---- DATASET ROWS

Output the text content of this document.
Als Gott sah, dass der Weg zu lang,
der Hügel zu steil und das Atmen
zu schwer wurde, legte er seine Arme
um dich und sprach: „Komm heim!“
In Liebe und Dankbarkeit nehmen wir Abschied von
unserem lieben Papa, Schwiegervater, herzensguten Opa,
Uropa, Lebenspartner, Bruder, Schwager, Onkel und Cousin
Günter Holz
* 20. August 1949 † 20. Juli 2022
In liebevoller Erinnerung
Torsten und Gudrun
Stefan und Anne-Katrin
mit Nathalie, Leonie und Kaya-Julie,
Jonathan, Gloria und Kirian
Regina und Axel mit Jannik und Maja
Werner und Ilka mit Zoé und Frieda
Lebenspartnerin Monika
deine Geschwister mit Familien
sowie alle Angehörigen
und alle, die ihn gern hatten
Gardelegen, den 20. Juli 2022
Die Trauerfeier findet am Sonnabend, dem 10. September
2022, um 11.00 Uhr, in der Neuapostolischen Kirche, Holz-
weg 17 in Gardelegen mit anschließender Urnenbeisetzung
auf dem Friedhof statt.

--------

◆ **YOUR OBJECTIVE**: Take the listing above and write it out again exactly.

◆ **RESPONSE TO THE EXERCISE**:
Output the text content of this document.
Als Gott sah, dass der Weg zu lang,
der Hügel zu steil und das Atmen
zu schwer wurde, legte er seine Arme
um dich und sprach: „Komm heim!“
In Liebe und Dankbarkeit nehmen wir Abschied von
unserem lieben Papa, Schwiegervater, herzensguten Opa,
Uropa, Lebenspartner, Bruder, Schwager, Onkel und Cousin
Günter Holz
* 20. August 1949 † 20. Juli 2022
In liebevoller Erinnerung
Torsten und Gudrun
Stefan und Anne-Katrin
mit Nathalie, Leonie und Kaya-Julie,
Jonathan, Gloria und Kirian
Regina und Axel mit Jannik und Maja
Werner und Ilka mit Zoé und Frieda
Lebenspartnerin Monika
deine Geschwister mit Familien
sowie alle Angehörigen
und alle, die ihn gern hatten
Gardelegen, den 20. Juli 2022
Die Trauerfeier findet am Sonnabend, dem 10. September
2022, um 11.00 Uhr, in der Neuapostolischen Kirche, Holz-
weg 17 in Gardelegen mit anschließender Urnenbeisetzung
auf dem Friedhof statt.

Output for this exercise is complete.